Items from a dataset
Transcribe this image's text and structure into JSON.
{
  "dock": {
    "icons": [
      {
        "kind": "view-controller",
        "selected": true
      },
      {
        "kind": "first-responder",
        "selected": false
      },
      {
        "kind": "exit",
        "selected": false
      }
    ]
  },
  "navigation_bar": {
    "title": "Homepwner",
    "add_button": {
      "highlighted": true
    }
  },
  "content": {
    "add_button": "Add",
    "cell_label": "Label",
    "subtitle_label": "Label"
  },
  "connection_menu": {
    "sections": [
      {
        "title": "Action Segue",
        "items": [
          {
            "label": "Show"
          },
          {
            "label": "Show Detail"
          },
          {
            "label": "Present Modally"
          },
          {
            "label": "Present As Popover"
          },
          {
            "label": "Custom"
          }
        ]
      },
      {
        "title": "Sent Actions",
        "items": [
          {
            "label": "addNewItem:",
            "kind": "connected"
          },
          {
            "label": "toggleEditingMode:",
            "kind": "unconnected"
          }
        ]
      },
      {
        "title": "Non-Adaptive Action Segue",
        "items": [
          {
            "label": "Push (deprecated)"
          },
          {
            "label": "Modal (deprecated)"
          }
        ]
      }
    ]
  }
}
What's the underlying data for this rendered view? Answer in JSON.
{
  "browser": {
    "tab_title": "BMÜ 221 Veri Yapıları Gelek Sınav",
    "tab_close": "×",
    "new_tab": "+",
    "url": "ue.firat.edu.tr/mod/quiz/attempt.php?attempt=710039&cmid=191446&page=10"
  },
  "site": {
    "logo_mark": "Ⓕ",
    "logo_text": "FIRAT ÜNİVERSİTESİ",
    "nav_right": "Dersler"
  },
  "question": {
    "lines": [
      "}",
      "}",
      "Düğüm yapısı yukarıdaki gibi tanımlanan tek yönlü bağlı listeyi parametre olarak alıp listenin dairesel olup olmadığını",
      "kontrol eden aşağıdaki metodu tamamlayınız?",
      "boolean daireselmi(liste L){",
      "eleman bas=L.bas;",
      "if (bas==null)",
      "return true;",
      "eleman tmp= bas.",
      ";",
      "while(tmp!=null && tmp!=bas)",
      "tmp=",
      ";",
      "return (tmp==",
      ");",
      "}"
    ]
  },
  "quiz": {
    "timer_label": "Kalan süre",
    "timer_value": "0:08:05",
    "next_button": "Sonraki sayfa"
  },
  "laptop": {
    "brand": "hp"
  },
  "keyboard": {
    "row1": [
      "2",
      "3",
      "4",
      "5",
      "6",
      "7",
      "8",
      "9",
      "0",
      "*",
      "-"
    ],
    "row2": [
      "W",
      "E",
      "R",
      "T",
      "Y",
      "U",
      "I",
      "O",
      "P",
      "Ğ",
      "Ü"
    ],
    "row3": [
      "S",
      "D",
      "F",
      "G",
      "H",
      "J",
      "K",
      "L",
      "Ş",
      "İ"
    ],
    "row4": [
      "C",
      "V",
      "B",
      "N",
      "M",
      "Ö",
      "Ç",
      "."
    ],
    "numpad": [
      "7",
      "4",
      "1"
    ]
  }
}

THE EXERCISE: In this exercise, repeat all entries exactly.

ANSWER FOR THIS EXERCISE:
Transcribe this image's text and structure into JSON.
{
  "dock": {
    "icons": [
      {
        "kind": "view-controller",
        "selected": true
      },
      {
        "kind": "first-responder",
        "selected": false
      },
      {
        "kind": "exit",
        "selected": false
      }
    ]
  },
  "navigation_bar": {
    "title": "Homepwner",
    "add_button": {
      "highlighted": true
    }
  },
  "content": {
    "add_button": "Add",
    "cell_label": "Label",
    "subtitle_label": "Label"
  },
  "connection_menu": {
    "sections": [
      {
        "title": "Action Segue",
        "items": [
          {
            "label": "Show"
          },
          {
            "label": "Show Detail"
          },
          {
            "label": "Present Modally"
          },
          {
            "label": "Present As Popover"
          },
          {
            "label": "Custom"
          }
        ]
      },
      {
        "title": "Sent Actions",
        "items": [
          {
            "label": "addNewItem:",
            "kind": "connected"
          },
          {
            "label": "toggleEditingMode:",
            "kind": "unconnected"
          }
        ]
      },
      {
        "title": "Non-Adaptive Action Segue",
        "items": [
          {
            "label": "Push (deprecated)"
          },
          {
            "label": "Modal (deprecated)"
          }
        ]
      }
    ]
  }
}
What's the underlying data for this rendered view? Answer in JSON.
{
  "browser": {
    "tab_title": "BMÜ 221 Veri Yapıları Gelek Sınav",
    "tab_close": "×",
    "new_tab": "+",
    "url": "ue.firat.edu.tr/mod/quiz/attempt.php?attempt=710039&cmid=191446&page=10"
  },
  "site": {
    "logo_mark": "Ⓕ",
    "logo_text": "FIRAT ÜNİVERSİTESİ",
    "nav_right": "Dersler"
  },
  "question": {
    "lines": [
      "}",
      "}",
      "Düğüm yapısı yukarıdaki gibi tanımlanan tek yönlü bağlı listeyi parametre olarak alıp listenin dairesel olup olmadığını",
      "kontrol eden aşağıdaki metodu tamamlayınız?",
      "boolean daireselmi(liste L){",
      "eleman bas=L.bas;",
      "if (bas==null)",
      "return true;",
      "eleman tmp= bas.",
      ";",
      "while(tmp!=null && tmp!=bas)",
      "tmp=",
      ";",
      "return (tmp==",
      ");",
      "}"
    ]
  },
  "quiz": {
    "timer_label": "Kalan süre",
    "timer_value": "0:08:05",
    "next_button": "Sonraki sayfa"
  },
  "laptop": {
    "brand": "hp"
  },
  "keyboard": {
    "row1": [
      "2",
      "3",
      "4",
      "5",
      "6",
      "7",
      "8",
      "9",
      "0",
      "*",
      "-"
    ],
    "row2": [
      "W",
      "E",
      "R",
      "T",
      "Y",
      "U",
      "I",
      "O",
      "P",
      "Ğ",
      "Ü"
    ],
    "row3": [
      "S",
      "D",
      "F",
      "G",
      "H",
      "J",
      "K",
      "L",
      "Ş",
      "İ"
    ],
    "row4": [
      "C",
      "V",
      "B",
      "N",
      "M",
      "Ö",
      "Ç",
      "."
    ],
    "numpad": [
      "7",
      "4",
      "1"
    ]
  }
}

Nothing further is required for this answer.